--- Page excerpt ---

Back to top

Image: Bigstock

Jacobs (J) Wins Contract Extension, Backs Net-Zero Transition

Read MoreHide Full Article

Jacobs Engineering Group Inc. (J - Free Report) shares inched up 0.29% on Jun 15 after it announced a two-year extension (April 2022 to March 2024) for the existing Stations Services Agreement (SSA). EDF Nuclear Generation, the operator of the U.K.'s nuclear power plants, valued the contract extension at more than $3 million.

Per the contract, Jacobs will be the prime contractor to deliver flagship projects. It will support the safe operation and maintenance of the advanced gas-cooled reactor (AGR) stations, which account for approximately 17% of the country's electricity output.

Jacobs’ Energy, Security & Technology’s senior vice president, Karen Wiemelt, stated, "We will assist EDF in maximizing emission-free generation from these vital national assets for the remainder of their operating lives, supporting the transition to a net-zero economy, and follow-on transition toward defueling and decommissioning."

Solid Project Execution to Drive Growth

Jacobs is witnessing accelerated demand for infrastructure, water, environment, space, broadband, cybersecurity and life sciences consulting services. Efficient project execution has been a primary factor driving Jacobs’ performance over the last few quarters. The company’s solid backlog level is a testimony to this fact.

At fiscal second quarter-end, it reported a backlog of $27.8 billion, up 8.7% year over year. This reflects persistent solid demand for Jacobs' consulting services. Of this backlog, CMS accounted for $10.5 billion, up from $9.78 billion reported a year ago. The upside provided strong visibility into the base business. P&PS backlog at quarter-end was $16.96 billion, up from $15.5 billion a year ago.

---

**Complete the following**
a) Turn the paragraph of the Jacobs article that begins "At fiscal second quarter-end" into a short bulleted list that keeps its main figures.
b) Write the next paragraph of the Jacobs article, picking up right after its final sentence.

--- Information supplied ---

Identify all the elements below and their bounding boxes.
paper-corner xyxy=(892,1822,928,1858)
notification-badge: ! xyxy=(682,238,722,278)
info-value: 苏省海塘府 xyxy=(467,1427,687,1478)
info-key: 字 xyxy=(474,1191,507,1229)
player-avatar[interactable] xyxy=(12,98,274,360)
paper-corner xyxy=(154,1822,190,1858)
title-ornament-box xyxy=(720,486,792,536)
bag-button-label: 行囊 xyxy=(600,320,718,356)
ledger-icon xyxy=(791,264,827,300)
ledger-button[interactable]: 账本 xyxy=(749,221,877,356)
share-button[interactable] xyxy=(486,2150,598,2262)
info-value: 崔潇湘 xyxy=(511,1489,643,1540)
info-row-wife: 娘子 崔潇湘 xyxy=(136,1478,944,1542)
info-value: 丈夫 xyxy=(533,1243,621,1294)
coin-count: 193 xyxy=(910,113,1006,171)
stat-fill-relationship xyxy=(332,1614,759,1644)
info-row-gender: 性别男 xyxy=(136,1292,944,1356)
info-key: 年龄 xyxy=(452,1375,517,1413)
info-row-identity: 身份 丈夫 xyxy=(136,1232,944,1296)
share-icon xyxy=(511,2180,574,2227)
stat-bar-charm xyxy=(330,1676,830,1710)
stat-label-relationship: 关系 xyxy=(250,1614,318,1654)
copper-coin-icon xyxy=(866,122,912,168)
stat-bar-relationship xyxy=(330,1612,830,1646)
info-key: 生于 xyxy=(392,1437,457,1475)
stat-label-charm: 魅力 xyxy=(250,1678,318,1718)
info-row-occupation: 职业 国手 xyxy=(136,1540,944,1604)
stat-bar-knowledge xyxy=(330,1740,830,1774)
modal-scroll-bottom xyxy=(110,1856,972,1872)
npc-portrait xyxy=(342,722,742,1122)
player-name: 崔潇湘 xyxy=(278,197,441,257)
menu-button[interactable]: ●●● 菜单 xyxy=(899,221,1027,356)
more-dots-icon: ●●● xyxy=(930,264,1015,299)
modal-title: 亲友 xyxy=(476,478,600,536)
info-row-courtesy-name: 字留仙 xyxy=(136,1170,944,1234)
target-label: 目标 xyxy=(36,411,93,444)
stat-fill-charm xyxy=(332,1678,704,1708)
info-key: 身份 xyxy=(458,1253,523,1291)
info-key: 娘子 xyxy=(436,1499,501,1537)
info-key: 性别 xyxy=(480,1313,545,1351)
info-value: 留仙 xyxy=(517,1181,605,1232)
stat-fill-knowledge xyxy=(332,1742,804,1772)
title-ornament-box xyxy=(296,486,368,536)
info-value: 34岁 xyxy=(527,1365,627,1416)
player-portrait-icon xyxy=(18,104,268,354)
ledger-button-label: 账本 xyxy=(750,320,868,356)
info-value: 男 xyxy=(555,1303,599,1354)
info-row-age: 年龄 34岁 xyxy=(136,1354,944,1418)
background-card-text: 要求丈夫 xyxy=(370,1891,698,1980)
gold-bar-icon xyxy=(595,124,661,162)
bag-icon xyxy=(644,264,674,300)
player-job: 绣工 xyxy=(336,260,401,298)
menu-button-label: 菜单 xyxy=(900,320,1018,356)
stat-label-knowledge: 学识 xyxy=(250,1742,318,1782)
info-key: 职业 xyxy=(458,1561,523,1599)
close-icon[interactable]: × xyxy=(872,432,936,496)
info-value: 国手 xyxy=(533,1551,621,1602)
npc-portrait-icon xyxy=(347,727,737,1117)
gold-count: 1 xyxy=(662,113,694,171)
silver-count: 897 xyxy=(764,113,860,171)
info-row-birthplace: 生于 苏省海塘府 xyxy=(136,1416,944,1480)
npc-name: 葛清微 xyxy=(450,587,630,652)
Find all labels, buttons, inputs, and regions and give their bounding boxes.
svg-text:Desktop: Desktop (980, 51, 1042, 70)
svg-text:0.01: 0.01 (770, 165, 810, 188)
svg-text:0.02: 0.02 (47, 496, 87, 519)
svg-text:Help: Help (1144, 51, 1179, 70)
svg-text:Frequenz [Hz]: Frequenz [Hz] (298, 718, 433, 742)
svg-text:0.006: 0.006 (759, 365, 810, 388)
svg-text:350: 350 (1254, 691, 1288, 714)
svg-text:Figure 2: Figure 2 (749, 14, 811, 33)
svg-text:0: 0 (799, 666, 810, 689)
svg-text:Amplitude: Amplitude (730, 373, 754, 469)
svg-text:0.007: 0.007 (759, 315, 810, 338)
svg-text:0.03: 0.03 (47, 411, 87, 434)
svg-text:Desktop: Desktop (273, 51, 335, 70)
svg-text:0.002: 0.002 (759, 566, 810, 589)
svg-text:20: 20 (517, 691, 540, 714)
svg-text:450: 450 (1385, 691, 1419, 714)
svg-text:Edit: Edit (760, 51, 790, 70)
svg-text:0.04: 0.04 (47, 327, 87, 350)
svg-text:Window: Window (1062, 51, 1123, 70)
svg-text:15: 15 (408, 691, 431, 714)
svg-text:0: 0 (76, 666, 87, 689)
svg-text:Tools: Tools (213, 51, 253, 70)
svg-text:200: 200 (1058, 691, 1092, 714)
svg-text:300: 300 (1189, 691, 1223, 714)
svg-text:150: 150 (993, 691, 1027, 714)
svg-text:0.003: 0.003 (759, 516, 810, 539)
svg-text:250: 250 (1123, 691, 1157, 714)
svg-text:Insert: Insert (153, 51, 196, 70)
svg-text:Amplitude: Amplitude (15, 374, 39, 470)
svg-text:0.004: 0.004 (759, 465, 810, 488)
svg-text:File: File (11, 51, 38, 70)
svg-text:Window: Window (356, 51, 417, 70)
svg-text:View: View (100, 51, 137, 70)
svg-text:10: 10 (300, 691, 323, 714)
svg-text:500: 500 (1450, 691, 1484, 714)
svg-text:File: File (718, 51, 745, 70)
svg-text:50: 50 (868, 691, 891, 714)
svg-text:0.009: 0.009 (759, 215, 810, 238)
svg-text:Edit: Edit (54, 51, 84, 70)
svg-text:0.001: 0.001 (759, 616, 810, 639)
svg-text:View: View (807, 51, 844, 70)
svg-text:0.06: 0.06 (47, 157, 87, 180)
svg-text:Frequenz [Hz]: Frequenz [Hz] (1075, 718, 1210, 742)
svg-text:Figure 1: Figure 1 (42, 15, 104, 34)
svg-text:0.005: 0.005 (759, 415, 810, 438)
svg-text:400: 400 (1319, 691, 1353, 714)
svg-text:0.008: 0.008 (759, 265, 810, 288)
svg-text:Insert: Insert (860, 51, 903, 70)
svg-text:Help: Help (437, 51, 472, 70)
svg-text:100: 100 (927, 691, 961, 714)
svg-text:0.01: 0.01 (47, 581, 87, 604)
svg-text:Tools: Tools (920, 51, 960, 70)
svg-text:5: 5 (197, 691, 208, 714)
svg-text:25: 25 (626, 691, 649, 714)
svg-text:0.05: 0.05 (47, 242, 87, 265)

---

**Results of the tasks**
a)
- Total backlog at fiscal second quarter-end was $27.8 billion, up 8.7% year over year, reflecting solid demand for Jacobs' consulting services.
- CMS backlog was $10.5 billion, up from $9.78 billion a year earlier, giving strong visibility into the base business.
- P&PS backlog was $16.96 billion, up from $15.5 billion a year earlier.

b)
Zacks Investment Research
Image Source: Zacks Investment Research

Although J’s shares have underperformed the Zacks Engineering - R and D Services industry this year, 2022 earnings estimates have moved up in the past two months, reflecting 13.2% year-over-year growth. The trend is expected to continue in the near term, courtesy of its solid results for the first half of fiscal 2022.

Zacks Rank & Key Picks

Currently, Jacobs carries a Zacks Rank #3 (Hold). You can see the complete list of today’s Zacks #1 Rank (Strong Buy) stocks here.

KBR, Inc. (KBR - Free Report) — currently carrying a Zacks Rank #2 (Buy) — provides professional services and technologies across the asset and program life-cycle within government services and hydrocarbons industries worldwide. Its mission-critical government services, high-end and differentiated government business work, strong margin performance, proprietary technology solutions and a significant increase in backlog (particularly in Government Solution) are expected to boost earnings for 2022.

KBR’s 2022 earnings are likely to rise 3.7%. This Zacks Rank #3 company has seen a 2% upward estimate revision for 2022 earnings over the past 30 days.

AECOM (ACM - Free Report) — currently carrying a Zacks Rank #2 — is a leading solutions provider for supporting professional, technical and management solutions for diverse industries across end markets like transportation, facilities, government and those in environmental, energy and water businesses.

AECOM’s expected earnings growth rate for 2022 is 21.6%. The consensus mark for its 2022 earnings has moved up to $3.43 per share from $3.40 in the past 60 days.

Sterling Construction Company, Inc. (STRL - Free Report) — a Zacks Rank #2 company — has been benefiting from broad-based growth across the E-Infrastructure, Building and Transportation solutions segments.

The consensus mark for Sterling’s 2022 earnings rose to $2.61 per share from $2.60 in the past 30 days. This suggests 7.9% year-over-year growth.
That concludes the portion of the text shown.